<<<<

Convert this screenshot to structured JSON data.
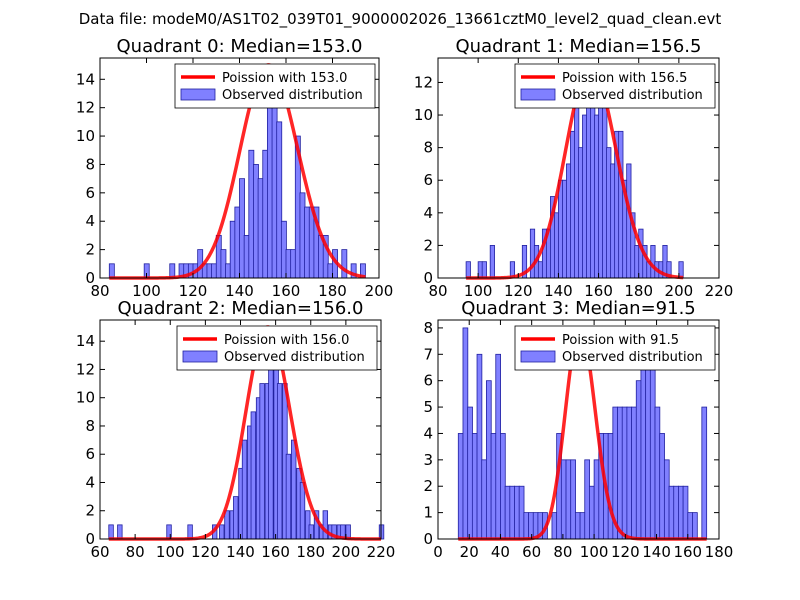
{
  "figure_title": "Data file: modeM0/AS1T02_039T01_9000002026_13661cztM0_level2_quad_clean.evt",
  "colors": {
    "bar_fill": "#8080ff",
    "bar_edge": "#2020a0",
    "curve": "#ff0000",
    "axis": "#000000"
  },
  "chart_data": [
    {
      "type": "bar",
      "title": "Quadrant 0: Median=153.0",
      "median": 153.0,
      "xlim": [
        80,
        200
      ],
      "ylim": [
        0,
        15.5
      ],
      "xticks": [
        80,
        100,
        120,
        140,
        160,
        180,
        200
      ],
      "yticks": [
        0,
        2,
        4,
        6,
        8,
        10,
        12,
        14
      ],
      "bin_width": 2.17,
      "bins": [
        [
          84,
          1
        ],
        [
          99,
          1
        ],
        [
          110,
          1
        ],
        [
          114,
          1
        ],
        [
          116,
          1
        ],
        [
          118,
          1
        ],
        [
          120,
          1
        ],
        [
          122,
          2
        ],
        [
          124,
          1
        ],
        [
          126,
          1
        ],
        [
          128,
          1
        ],
        [
          130,
          3
        ],
        [
          132,
          2
        ],
        [
          134,
          1
        ],
        [
          136,
          4
        ],
        [
          138,
          5
        ],
        [
          140,
          7
        ],
        [
          142,
          3
        ],
        [
          144,
          9
        ],
        [
          146,
          8
        ],
        [
          148,
          7
        ],
        [
          150,
          9
        ],
        [
          152,
          14
        ],
        [
          154,
          15
        ],
        [
          156,
          11
        ],
        [
          158,
          4
        ],
        [
          160,
          2
        ],
        [
          162,
          2
        ],
        [
          164,
          10
        ],
        [
          166,
          6
        ],
        [
          168,
          5
        ],
        [
          170,
          5
        ],
        [
          172,
          5
        ],
        [
          174,
          3
        ],
        [
          176,
          3
        ],
        [
          178,
          1
        ],
        [
          180,
          2
        ],
        [
          184,
          2
        ],
        [
          188,
          1
        ],
        [
          192,
          1
        ]
      ],
      "curve": {
        "label": "Poission with 153.0",
        "lambda": 153.0,
        "scale": 15.0
      },
      "legend": {
        "entries": [
          "Poission with 153.0",
          "Observed distribution"
        ],
        "loc": "upper right"
      }
    },
    {
      "type": "bar",
      "title": "Quadrant 1: Median=156.5",
      "median": 156.5,
      "xlim": [
        80,
        220
      ],
      "ylim": [
        0,
        13.5
      ],
      "xticks": [
        80,
        100,
        120,
        140,
        160,
        180,
        200,
        220
      ],
      "yticks": [
        0,
        2,
        4,
        6,
        8,
        10,
        12
      ],
      "bin_width": 2.17,
      "bins": [
        [
          94,
          1
        ],
        [
          100,
          1
        ],
        [
          102,
          1
        ],
        [
          106,
          2
        ],
        [
          116,
          1
        ],
        [
          122,
          2
        ],
        [
          126,
          3
        ],
        [
          128,
          2
        ],
        [
          130,
          1
        ],
        [
          132,
          3
        ],
        [
          134,
          3
        ],
        [
          136,
          5
        ],
        [
          138,
          4
        ],
        [
          140,
          6
        ],
        [
          142,
          6
        ],
        [
          144,
          7
        ],
        [
          146,
          9
        ],
        [
          148,
          11
        ],
        [
          150,
          8
        ],
        [
          152,
          10
        ],
        [
          154,
          13
        ],
        [
          156,
          12
        ],
        [
          158,
          10
        ],
        [
          160,
          13
        ],
        [
          162,
          12
        ],
        [
          164,
          8
        ],
        [
          166,
          7
        ],
        [
          168,
          9
        ],
        [
          170,
          9
        ],
        [
          172,
          6
        ],
        [
          174,
          7
        ],
        [
          176,
          4
        ],
        [
          178,
          2
        ],
        [
          180,
          3
        ],
        [
          182,
          2
        ],
        [
          184,
          1
        ],
        [
          186,
          2
        ],
        [
          188,
          1
        ],
        [
          190,
          1
        ],
        [
          192,
          2
        ],
        [
          194,
          1
        ],
        [
          200,
          1
        ]
      ],
      "curve": {
        "label": "Poission with 156.5",
        "lambda": 156.5,
        "scale": 13.0
      },
      "legend": {
        "entries": [
          "Poission with 156.5",
          "Observed distribution"
        ],
        "loc": "upper right"
      }
    },
    {
      "type": "bar",
      "title": "Quadrant 2: Median=156.0",
      "median": 156.0,
      "xlim": [
        60,
        220
      ],
      "ylim": [
        0,
        15.5
      ],
      "xticks": [
        60,
        80,
        100,
        120,
        140,
        160,
        180,
        200,
        220
      ],
      "yticks": [
        0,
        2,
        4,
        6,
        8,
        10,
        12,
        14
      ],
      "bin_width": 2.6,
      "bins": [
        [
          65,
          1
        ],
        [
          70,
          1
        ],
        [
          98,
          1
        ],
        [
          110,
          1
        ],
        [
          124,
          1
        ],
        [
          128,
          1
        ],
        [
          131,
          2
        ],
        [
          134,
          2
        ],
        [
          136,
          3
        ],
        [
          139,
          5
        ],
        [
          141,
          7
        ],
        [
          144,
          8
        ],
        [
          146,
          9
        ],
        [
          149,
          10
        ],
        [
          151,
          11
        ],
        [
          154,
          11
        ],
        [
          156,
          15
        ],
        [
          159,
          13
        ],
        [
          161,
          11
        ],
        [
          164,
          11
        ],
        [
          166,
          6
        ],
        [
          169,
          7
        ],
        [
          172,
          5
        ],
        [
          174,
          4
        ],
        [
          177,
          2
        ],
        [
          179,
          1
        ],
        [
          182,
          2
        ],
        [
          185,
          1
        ],
        [
          187,
          2
        ],
        [
          190,
          1
        ],
        [
          192,
          1
        ],
        [
          195,
          1
        ],
        [
          197,
          1
        ],
        [
          200,
          1
        ],
        [
          219,
          1
        ]
      ],
      "curve": {
        "label": "Poission with 156.0",
        "lambda": 156.0,
        "scale": 15.0
      },
      "legend": {
        "entries": [
          "Poission with 156.0",
          "Observed distribution"
        ],
        "loc": "upper right"
      }
    },
    {
      "type": "bar",
      "title": "Quadrant 3: Median=91.5",
      "median": 91.5,
      "xlim": [
        0,
        180
      ],
      "ylim": [
        0,
        8.3
      ],
      "xticks": [
        0,
        20,
        40,
        60,
        80,
        100,
        120,
        140,
        160,
        180
      ],
      "xtick_labels": [
        "0",
        "20",
        "40",
        "60",
        "80",
        "100",
        "120",
        "140",
        "160",
        "180"
      ],
      "yticks": [
        0,
        1,
        2,
        3,
        4,
        5,
        6,
        7,
        8
      ],
      "bin_width": 3.1,
      "bins": [
        [
          13,
          4
        ],
        [
          16,
          8
        ],
        [
          19,
          5
        ],
        [
          22,
          4
        ],
        [
          25,
          7
        ],
        [
          28,
          3
        ],
        [
          31,
          6
        ],
        [
          34,
          4
        ],
        [
          37,
          7
        ],
        [
          40,
          4
        ],
        [
          43,
          2
        ],
        [
          46,
          2
        ],
        [
          49,
          2
        ],
        [
          52,
          2
        ],
        [
          55,
          1
        ],
        [
          58,
          1
        ],
        [
          61,
          1
        ],
        [
          64,
          1
        ],
        [
          67,
          1
        ],
        [
          73,
          1
        ],
        [
          76,
          4
        ],
        [
          79,
          3
        ],
        [
          82,
          3
        ],
        [
          85,
          3
        ],
        [
          88,
          1
        ],
        [
          91,
          1
        ],
        [
          94,
          3
        ],
        [
          97,
          2
        ],
        [
          100,
          3
        ],
        [
          103,
          4
        ],
        [
          106,
          4
        ],
        [
          109,
          4
        ],
        [
          112,
          5
        ],
        [
          115,
          5
        ],
        [
          118,
          5
        ],
        [
          121,
          5
        ],
        [
          124,
          5
        ],
        [
          127,
          6
        ],
        [
          130,
          7
        ],
        [
          133,
          7
        ],
        [
          136,
          7
        ],
        [
          139,
          5
        ],
        [
          142,
          4
        ],
        [
          145,
          3
        ],
        [
          148,
          2
        ],
        [
          151,
          2
        ],
        [
          154,
          2
        ],
        [
          157,
          2
        ],
        [
          160,
          1
        ],
        [
          163,
          1
        ],
        [
          169,
          5
        ]
      ],
      "curve": {
        "label": "Poission with 91.5",
        "lambda": 91.5,
        "scale": 8.0
      },
      "legend": {
        "entries": [
          "Poission with 91.5",
          "Observed distribution"
        ],
        "loc": "upper right"
      }
    }
  ]
}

>>>>

All lines in the data that contain the word "scale" should be copied.

        "scale": 15.0
        "scale": 13.0
        "scale": 15.0
        "scale": 8.0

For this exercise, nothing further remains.